Instruction
Set down every record once more, exactly as given.

(Dataset listings of figures)
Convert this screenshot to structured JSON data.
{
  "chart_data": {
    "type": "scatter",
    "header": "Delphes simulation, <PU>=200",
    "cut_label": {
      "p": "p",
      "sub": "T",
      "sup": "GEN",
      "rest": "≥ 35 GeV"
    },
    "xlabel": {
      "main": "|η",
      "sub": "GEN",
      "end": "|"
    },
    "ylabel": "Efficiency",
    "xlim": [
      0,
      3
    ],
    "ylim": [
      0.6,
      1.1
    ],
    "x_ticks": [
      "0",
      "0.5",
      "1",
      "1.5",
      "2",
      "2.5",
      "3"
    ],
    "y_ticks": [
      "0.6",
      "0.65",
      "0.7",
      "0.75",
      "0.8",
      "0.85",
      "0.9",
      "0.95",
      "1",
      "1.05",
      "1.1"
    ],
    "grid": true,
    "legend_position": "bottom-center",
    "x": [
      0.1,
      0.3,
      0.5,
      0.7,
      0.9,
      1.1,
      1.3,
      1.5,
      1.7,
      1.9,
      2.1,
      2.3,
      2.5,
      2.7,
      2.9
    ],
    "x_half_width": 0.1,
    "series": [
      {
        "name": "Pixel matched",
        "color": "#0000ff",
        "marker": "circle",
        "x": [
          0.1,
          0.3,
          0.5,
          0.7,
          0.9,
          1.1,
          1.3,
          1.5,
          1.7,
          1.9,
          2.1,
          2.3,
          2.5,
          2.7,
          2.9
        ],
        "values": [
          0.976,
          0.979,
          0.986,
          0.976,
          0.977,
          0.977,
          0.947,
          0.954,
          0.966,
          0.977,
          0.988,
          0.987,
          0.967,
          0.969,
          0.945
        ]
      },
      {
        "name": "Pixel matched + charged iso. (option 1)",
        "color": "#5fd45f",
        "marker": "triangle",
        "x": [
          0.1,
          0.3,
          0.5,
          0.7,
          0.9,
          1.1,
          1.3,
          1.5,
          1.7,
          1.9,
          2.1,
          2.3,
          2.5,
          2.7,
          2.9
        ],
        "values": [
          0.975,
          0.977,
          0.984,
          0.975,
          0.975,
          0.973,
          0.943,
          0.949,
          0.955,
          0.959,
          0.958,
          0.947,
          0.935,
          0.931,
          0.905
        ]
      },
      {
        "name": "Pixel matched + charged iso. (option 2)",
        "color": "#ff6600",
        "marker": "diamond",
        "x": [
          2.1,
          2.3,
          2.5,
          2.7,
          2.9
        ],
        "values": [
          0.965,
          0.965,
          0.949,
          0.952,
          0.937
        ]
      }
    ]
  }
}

Answer to the problem
Convert this screenshot to structured JSON data.
{
  "chart_data": {
    "type": "scatter",
    "header": "Delphes simulation, <PU>=200",
    "cut_label": {
      "p": "p",
      "sub": "T",
      "sup": "GEN",
      "rest": "≥ 35 GeV"
    },
    "xlabel": {
      "main": "|η",
      "sub": "GEN",
      "end": "|"
    },
    "ylabel": "Efficiency",
    "xlim": [
      0,
      3
    ],
    "ylim": [
      0.6,
      1.1
    ],
    "x_ticks": [
      "0",
      "0.5",
      "1",
      "1.5",
      "2",
      "2.5",
      "3"
    ],
    "y_ticks": [
      "0.6",
      "0.65",
      "0.7",
      "0.75",
      "0.8",
      "0.85",
      "0.9",
      "0.95",
      "1",
      "1.05",
      "1.1"
    ],
    "grid": true,
    "legend_position": "bottom-center",
    "x": [
      0.1,
      0.3,
      0.5,
      0.7,
      0.9,
      1.1,
      1.3,
      1.5,
      1.7,
      1.9,
      2.1,
      2.3,
      2.5,
      2.7,
      2.9
    ],
    "x_half_width": 0.1,
    "series": [
      {
        "name": "Pixel matched",
        "color": "#0000ff",
        "marker": "circle",
        "x": [
          0.1,
          0.3,
          0.5,
          0.7,
          0.9,
          1.1,
          1.3,
          1.5,
          1.7,
          1.9,
          2.1,
          2.3,
          2.5,
          2.7,
          2.9
        ],
        "values": [
          0.976,
          0.979,
          0.986,
          0.976,
          0.977,
          0.977,
          0.947,
          0.954,
          0.966,
          0.977,
          0.988,
          0.987,
          0.967,
          0.969,
          0.945
        ]
      },
      {
        "name": "Pixel matched + charged iso. (option 1)",
        "color": "#5fd45f",
        "marker": "triangle",
        "x": [
          0.1,
          0.3,
          0.5,
          0.7,
          0.9,
          1.1,
          1.3,
          1.5,
          1.7,
          1.9,
          2.1,
          2.3,
          2.5,
          2.7,
          2.9
        ],
        "values": [
          0.975,
          0.977,
          0.984,
          0.975,
          0.975,
          0.973,
          0.943,
          0.949,
          0.955,
          0.959,
          0.958,
          0.947,
          0.935,
          0.931,
          0.905
        ]
      },
      {
        "name": "Pixel matched + charged iso. (option 2)",
        "color": "#ff6600",
        "marker": "diamond",
        "x": [
          2.1,
          2.3,
          2.5,
          2.7,
          2.9
        ],
        "values": [
          0.965,
          0.965,
          0.949,
          0.952,
          0.937
        ]
      }
    ]
  }
}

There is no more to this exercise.